### Reading passage
=== Section Start ===

You have a whole bunch of cough medicine.

Walgreens says: “I want to buy your cough medicine and sell it. I’ll pay $8 a box. We resell it at corner stores for $10 box.”

Black Market says: “I want to buy your cough medicine and sell it. I’ll pay $16 a box. We’ll have a significant profit. We won’t say who or how it’ll be used. Don’t tell anyone we bought from you. No more questions!“

Sure… you could sell to the latter, but there are significant burdens you must pay the seller for, unrelated to their discovery efforts. A black market needs to compensate for these burdens. Example: If the buyer could end up cooking bulk meth and ratting you out after they’re caught, the seller will need to be compensated for that possible risk.

Otherwise if the tradeoff isn’t right, you’d just sell to Walgreens.

Let’s continue this analogy with some security scenarios.

You have a security vulnerability.

Bug Bounty program says: “I want to fix vulnerabilities. We reward $5000 for big bugs, $500 for small. We can’t profit off of a vuln, and we have a lot of others to fix, so we plan on making our bounty budget go a long way.”

Black Market says “I weaponize vulns into exploits and use them. I won’t tell you who will be exploited. Make sure this vuln is exclusive to us and the transaction is confidential. I’ll offer you plenty at $100k because maybe I’m either profiting in criminal sized proportions or funded by a defense budget. Also, your name could be associated with my attack: Law enforcement or intelligence agencies may become interested in you as an accomplice.”

The “black market” route accumulates risk that must be managed:

  • You must maintain an ops-sec overhead to manage that risk.
  • You must maintain secrecy to maintain the value of what is sold.
  • You must share unknown risk with the buyer.

This explains, partially, why you’re paid more. Because, an ops-sec life sucks, and because you’re profiting off of this gamble. These precautions are needed whether you think a healthy criminal market for bugs exists somewhere, or only the known markets for bugs sold to intelligence agencies or law enforcements. Handcuffs, surveillance, or the risk of a leak all becomes plausible in most non-disclosure market situations that involve eventual exploitation.

It also makes arguments that companies should meet black market pricing sort of ridiculous. The company won’t profit wildly off of the exploitation of their own vulnerability. They also have to consider the entire universe of their bugs, whereas an adversary just need to spread a budget across a small set.

The buyer may also have illicit funding, or defense budget sized funding, the latter of which may annually exceed the entire total capital available of most companies running a program. Totally unreasonable to expect a competitive reward between these worlds.

The Punchline

After a black market has purchased this vulnerability: The bug bounty program is still in the market. Another hacker may approach a bug bounty and disclose the same vulnerability and eliminate much of the value of the black market transaction.

=== Section End ===

### Directions for this task
Copy word for word the part of the piece on bug bounties and black markets that opens with the words containing "You have a whole" and closes with "that possible risk.".

### Exercise data
=== Section Start ===

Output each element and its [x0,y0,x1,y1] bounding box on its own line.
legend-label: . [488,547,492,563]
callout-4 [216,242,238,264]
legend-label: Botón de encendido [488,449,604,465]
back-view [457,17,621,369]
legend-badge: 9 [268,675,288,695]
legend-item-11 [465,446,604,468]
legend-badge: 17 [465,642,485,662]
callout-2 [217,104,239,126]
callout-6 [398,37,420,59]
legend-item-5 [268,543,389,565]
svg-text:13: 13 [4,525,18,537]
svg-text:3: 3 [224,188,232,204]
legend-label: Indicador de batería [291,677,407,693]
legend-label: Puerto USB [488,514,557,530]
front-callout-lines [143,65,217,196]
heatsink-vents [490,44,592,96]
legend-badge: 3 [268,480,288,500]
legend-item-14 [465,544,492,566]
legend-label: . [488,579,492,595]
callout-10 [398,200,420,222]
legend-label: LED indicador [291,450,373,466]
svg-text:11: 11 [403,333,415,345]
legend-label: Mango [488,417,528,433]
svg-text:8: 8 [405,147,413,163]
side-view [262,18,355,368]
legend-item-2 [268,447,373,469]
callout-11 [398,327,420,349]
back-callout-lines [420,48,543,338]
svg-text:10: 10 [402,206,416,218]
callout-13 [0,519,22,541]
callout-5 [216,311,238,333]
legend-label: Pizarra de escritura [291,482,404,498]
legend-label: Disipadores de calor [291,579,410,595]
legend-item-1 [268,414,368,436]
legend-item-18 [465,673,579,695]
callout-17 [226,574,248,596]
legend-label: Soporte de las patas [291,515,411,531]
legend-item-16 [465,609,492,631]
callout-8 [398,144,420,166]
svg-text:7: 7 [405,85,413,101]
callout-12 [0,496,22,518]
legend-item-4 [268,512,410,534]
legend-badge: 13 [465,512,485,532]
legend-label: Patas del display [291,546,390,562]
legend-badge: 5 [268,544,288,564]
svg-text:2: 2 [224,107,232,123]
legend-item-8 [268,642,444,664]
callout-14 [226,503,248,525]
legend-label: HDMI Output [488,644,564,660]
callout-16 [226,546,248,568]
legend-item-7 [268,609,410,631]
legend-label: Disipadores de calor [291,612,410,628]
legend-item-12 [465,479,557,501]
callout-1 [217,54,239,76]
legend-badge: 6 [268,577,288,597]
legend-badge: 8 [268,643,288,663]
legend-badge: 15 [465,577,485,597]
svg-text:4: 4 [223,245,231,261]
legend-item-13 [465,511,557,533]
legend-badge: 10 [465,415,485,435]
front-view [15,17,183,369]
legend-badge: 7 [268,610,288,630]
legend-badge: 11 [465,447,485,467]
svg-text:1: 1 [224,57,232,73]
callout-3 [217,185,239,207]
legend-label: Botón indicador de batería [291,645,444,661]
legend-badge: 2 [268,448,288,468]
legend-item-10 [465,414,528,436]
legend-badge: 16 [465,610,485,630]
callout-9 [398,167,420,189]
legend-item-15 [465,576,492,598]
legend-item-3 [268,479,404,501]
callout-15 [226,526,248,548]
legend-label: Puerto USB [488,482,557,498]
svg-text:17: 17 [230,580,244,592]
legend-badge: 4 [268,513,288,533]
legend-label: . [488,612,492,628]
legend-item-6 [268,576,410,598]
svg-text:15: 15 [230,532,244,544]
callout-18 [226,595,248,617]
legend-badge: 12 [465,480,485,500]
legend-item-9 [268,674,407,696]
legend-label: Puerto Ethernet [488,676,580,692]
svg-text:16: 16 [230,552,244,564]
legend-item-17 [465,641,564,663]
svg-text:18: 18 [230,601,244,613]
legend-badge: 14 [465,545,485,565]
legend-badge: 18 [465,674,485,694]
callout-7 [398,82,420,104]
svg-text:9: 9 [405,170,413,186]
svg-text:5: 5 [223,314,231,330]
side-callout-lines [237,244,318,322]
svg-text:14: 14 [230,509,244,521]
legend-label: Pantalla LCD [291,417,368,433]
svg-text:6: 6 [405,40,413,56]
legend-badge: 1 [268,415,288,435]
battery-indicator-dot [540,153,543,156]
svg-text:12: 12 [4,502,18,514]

=== Section End ===

### Response
You have a whole bunch of cough medicine.

Walgreens says: “I want to buy your cough medicine and sell it. I’ll pay $8 a box. We resell it at corner stores for $10 box.”

Black Market says: “I want to buy your cough medicine and sell it. I’ll pay $16 a box. We’ll have a significant profit. We won’t say who or how it’ll be used. Don’t tell anyone we bought from you. No more questions!“

Sure… you could sell to the latter, but there are significant burdens you must pay the seller for, unrelated to their discovery efforts. A black market needs to compensate for these burdens. Example: If the buyer could end up cooking bulk meth and ratting you out after they’re caught, the seller will need to be compensated for that possible risk.